* **Spatial annotation records**
# # # # #
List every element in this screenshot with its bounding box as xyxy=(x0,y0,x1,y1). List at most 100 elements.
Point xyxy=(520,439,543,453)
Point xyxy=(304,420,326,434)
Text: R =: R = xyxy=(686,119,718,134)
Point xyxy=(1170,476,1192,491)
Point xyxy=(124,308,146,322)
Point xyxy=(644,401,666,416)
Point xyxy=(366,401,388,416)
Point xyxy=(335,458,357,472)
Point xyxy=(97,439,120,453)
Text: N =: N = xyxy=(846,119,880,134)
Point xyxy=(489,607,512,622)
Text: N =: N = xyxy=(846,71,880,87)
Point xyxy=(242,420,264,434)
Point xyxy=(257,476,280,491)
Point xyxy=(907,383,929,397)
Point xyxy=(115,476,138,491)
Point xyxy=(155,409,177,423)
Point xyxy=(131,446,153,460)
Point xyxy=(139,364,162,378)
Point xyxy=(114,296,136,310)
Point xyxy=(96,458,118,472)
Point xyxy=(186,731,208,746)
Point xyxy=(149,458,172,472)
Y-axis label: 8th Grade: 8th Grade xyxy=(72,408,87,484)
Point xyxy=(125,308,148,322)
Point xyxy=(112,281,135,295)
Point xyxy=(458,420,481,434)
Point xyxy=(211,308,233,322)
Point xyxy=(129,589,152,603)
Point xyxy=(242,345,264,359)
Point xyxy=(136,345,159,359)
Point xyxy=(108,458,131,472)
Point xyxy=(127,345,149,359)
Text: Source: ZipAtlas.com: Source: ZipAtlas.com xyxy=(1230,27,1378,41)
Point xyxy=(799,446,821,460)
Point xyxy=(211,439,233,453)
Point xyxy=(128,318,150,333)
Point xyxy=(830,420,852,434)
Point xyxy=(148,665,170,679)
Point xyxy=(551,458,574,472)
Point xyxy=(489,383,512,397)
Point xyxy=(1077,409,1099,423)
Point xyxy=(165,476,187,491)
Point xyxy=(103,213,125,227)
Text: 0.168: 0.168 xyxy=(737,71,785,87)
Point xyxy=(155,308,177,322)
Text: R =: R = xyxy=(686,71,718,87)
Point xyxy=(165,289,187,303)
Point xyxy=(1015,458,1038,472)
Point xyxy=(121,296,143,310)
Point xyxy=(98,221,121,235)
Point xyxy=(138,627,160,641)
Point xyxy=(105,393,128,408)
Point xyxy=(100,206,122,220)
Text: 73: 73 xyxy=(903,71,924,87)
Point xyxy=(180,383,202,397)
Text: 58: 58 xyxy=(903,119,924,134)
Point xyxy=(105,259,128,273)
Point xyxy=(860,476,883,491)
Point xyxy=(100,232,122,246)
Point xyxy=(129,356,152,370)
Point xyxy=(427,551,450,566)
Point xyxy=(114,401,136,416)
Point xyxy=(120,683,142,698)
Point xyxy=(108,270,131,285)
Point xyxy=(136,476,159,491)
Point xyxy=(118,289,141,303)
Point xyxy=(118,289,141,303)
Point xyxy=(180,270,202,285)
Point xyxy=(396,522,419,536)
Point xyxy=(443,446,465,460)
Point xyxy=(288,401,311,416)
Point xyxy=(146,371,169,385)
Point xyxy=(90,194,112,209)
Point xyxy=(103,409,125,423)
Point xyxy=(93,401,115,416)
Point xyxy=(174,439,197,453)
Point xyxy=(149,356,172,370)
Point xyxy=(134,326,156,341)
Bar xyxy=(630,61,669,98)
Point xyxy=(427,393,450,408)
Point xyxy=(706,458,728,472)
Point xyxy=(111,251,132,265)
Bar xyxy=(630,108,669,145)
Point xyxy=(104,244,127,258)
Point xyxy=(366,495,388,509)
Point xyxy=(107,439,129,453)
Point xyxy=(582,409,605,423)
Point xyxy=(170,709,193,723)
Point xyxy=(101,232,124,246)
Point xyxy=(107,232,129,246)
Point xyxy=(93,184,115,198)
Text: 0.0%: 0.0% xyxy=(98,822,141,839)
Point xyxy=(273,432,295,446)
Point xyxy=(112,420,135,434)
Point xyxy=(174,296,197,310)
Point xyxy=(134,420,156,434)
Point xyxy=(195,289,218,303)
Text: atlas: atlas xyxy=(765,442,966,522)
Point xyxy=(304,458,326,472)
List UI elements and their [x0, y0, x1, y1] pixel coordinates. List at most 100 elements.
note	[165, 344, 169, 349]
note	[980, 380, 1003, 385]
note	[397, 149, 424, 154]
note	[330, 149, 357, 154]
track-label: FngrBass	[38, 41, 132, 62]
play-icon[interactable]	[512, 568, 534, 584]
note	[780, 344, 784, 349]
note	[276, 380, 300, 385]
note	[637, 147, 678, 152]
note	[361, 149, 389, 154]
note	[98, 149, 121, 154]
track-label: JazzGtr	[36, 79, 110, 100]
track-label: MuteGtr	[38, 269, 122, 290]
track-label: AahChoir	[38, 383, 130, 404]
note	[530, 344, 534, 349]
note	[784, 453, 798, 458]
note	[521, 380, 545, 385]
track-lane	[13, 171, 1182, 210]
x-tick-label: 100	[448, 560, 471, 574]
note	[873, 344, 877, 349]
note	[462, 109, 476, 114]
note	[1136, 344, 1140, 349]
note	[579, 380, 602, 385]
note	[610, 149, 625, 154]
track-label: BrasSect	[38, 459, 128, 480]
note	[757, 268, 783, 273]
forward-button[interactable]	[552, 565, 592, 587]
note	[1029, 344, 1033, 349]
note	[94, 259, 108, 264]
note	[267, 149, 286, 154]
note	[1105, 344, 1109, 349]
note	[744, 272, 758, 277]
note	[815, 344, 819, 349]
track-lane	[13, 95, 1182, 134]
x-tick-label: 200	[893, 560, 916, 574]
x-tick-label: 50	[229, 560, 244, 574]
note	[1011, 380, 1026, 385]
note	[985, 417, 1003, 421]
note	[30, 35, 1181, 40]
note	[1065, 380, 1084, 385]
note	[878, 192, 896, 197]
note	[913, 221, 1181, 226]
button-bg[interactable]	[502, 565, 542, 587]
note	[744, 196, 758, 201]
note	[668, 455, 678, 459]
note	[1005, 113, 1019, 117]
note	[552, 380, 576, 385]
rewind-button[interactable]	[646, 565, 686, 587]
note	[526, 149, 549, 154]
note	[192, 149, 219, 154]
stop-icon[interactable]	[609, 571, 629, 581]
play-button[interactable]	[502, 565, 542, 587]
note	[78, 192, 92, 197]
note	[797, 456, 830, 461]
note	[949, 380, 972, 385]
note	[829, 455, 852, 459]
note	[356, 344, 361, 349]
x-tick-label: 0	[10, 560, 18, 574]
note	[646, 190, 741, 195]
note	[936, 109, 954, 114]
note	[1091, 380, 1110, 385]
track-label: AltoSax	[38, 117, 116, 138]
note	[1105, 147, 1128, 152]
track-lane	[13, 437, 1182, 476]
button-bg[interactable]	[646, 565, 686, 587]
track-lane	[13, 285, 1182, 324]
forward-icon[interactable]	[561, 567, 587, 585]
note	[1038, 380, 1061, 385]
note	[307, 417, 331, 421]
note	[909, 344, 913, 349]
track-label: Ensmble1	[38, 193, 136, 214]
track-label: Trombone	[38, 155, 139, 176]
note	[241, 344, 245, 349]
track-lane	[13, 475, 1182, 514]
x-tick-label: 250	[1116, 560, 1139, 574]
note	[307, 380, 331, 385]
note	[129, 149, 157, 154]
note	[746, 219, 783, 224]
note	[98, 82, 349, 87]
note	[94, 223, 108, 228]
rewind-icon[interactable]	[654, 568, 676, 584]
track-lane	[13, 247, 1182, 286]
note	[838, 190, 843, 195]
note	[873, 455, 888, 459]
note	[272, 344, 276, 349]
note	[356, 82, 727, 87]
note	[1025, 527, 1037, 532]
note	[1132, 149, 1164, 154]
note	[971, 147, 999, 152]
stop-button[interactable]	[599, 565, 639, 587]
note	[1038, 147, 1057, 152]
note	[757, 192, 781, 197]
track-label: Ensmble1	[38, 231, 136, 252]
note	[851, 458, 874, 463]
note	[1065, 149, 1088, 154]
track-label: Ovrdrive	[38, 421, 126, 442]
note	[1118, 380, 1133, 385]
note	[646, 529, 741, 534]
# # # # #
* **TASK DETAILS**
Copy the entries word for word, from the start through the line that contains "Point xyxy=(129,356,152,370)".

* **COMPLETE ANSWER**
List every element in this screenshot with its bounding box as xyxy=(x0,y0,x1,y1). List at most 100 elements.
Point xyxy=(520,439,543,453)
Point xyxy=(304,420,326,434)
Text: R =: R = xyxy=(686,119,718,134)
Point xyxy=(1170,476,1192,491)
Point xyxy=(124,308,146,322)
Point xyxy=(644,401,666,416)
Point xyxy=(366,401,388,416)
Point xyxy=(335,458,357,472)
Point xyxy=(97,439,120,453)
Text: N =: N = xyxy=(846,119,880,134)
Point xyxy=(489,607,512,622)
Text: N =: N = xyxy=(846,71,880,87)
Point xyxy=(242,420,264,434)
Point xyxy=(257,476,280,491)
Point xyxy=(907,383,929,397)
Point xyxy=(115,476,138,491)
Point xyxy=(155,409,177,423)
Point xyxy=(131,446,153,460)
Point xyxy=(139,364,162,378)
Point xyxy=(114,296,136,310)
Point xyxy=(96,458,118,472)
Point xyxy=(186,731,208,746)
Point xyxy=(149,458,172,472)
Y-axis label: 8th Grade: 8th Grade xyxy=(72,408,87,484)
Point xyxy=(125,308,148,322)
Point xyxy=(112,281,135,295)
Point xyxy=(458,420,481,434)
Point xyxy=(211,308,233,322)
Point xyxy=(129,589,152,603)
Point xyxy=(242,345,264,359)
Point xyxy=(136,345,159,359)
Point xyxy=(108,458,131,472)
Point xyxy=(127,345,149,359)
Text: Source: ZipAtlas.com: Source: ZipAtlas.com xyxy=(1230,27,1378,41)
Point xyxy=(799,446,821,460)
Point xyxy=(211,439,233,453)
Point xyxy=(128,318,150,333)
Point xyxy=(830,420,852,434)
Point xyxy=(148,665,170,679)
Point xyxy=(551,458,574,472)
Point xyxy=(489,383,512,397)
Point xyxy=(1077,409,1099,423)
Point xyxy=(165,476,187,491)
Point xyxy=(103,213,125,227)
Text: 0.168: 0.168 xyxy=(737,71,785,87)
Point xyxy=(155,308,177,322)
Text: R =: R = xyxy=(686,71,718,87)
Point xyxy=(165,289,187,303)
Point xyxy=(1015,458,1038,472)
Point xyxy=(121,296,143,310)
Point xyxy=(98,221,121,235)
Point xyxy=(138,627,160,641)
Point xyxy=(105,393,128,408)
Point xyxy=(100,206,122,220)
Text: 73: 73 xyxy=(903,71,924,87)
Point xyxy=(180,383,202,397)
Text: 58: 58 xyxy=(903,119,924,134)
Point xyxy=(105,259,128,273)
Point xyxy=(860,476,883,491)
Point xyxy=(100,232,122,246)
Point xyxy=(129,356,152,370)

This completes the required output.